==== RECORDS FOR THIS EXERCISE

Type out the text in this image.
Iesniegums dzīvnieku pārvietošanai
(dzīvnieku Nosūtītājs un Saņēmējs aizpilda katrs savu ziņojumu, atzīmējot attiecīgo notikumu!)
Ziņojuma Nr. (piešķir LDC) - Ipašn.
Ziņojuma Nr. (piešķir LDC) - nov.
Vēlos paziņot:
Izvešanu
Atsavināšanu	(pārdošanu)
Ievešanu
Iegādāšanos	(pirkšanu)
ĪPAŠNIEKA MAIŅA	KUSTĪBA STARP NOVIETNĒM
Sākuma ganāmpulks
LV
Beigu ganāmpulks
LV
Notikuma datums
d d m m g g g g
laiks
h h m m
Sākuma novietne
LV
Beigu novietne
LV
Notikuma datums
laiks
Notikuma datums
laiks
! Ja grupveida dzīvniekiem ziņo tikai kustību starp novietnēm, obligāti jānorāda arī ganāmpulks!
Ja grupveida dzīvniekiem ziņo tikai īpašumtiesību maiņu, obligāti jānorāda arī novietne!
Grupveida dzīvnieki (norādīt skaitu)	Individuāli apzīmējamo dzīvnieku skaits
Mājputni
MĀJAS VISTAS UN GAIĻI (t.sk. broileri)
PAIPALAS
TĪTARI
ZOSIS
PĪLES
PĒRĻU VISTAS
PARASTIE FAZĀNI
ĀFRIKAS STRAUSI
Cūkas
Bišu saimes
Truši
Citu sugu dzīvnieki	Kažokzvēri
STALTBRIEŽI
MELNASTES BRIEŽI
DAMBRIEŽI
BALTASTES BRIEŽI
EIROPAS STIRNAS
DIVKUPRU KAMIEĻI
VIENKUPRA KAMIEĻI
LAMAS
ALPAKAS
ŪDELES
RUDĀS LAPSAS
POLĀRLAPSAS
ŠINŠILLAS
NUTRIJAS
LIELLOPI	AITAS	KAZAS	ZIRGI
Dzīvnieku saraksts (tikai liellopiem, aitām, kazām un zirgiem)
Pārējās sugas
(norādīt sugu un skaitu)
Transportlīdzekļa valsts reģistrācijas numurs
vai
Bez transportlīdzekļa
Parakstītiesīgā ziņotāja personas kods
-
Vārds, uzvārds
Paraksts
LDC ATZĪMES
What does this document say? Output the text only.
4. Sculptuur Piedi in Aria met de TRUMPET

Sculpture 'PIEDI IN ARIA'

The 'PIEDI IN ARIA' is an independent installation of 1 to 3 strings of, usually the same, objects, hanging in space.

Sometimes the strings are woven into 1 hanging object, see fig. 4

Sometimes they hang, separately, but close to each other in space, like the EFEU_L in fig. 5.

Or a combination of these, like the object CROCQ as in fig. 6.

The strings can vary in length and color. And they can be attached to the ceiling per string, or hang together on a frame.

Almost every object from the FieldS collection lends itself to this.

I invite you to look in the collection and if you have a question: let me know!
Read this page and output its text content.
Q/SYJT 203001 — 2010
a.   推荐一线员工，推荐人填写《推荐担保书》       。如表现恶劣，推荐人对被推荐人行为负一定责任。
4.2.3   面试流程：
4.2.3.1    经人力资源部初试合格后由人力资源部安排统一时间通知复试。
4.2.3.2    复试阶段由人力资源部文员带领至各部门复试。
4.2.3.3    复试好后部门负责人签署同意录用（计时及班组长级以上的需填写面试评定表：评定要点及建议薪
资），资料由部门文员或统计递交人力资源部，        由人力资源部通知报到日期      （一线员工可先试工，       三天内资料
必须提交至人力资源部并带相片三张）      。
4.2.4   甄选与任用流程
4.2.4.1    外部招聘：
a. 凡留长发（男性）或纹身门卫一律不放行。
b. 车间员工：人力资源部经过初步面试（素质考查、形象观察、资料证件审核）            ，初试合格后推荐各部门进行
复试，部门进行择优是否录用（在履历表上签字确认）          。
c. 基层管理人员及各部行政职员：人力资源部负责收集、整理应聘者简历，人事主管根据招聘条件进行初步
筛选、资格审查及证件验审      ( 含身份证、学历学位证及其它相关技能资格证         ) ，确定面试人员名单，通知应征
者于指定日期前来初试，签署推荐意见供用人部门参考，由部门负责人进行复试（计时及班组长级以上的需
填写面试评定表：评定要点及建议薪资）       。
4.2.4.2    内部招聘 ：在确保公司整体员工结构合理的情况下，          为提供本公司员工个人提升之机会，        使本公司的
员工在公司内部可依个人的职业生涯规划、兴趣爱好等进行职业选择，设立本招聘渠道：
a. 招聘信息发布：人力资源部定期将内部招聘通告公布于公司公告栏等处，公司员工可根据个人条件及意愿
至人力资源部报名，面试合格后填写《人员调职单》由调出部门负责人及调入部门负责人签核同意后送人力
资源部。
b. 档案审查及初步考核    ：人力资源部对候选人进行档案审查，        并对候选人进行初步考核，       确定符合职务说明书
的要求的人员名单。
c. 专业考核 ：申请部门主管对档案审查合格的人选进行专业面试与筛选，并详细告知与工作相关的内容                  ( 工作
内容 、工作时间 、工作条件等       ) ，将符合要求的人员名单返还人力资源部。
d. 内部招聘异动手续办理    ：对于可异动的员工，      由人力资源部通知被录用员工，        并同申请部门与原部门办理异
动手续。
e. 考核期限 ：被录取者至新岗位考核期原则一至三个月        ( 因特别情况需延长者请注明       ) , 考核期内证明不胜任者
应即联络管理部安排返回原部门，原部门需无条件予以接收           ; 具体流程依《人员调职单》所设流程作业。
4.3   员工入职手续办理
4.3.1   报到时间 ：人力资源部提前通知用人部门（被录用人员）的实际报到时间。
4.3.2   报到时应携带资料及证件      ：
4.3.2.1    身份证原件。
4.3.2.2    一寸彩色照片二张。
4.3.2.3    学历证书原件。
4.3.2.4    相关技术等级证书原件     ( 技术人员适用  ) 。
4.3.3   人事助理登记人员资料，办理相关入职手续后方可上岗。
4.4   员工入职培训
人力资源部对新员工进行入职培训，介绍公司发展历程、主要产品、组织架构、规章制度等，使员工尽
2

========

> [WHAT THIS TASK INVOLVES] Reply with nothing except the number of lines in the listing above that include the string "Ziņojuma".

> [RESPONSE TO THE TASK] 2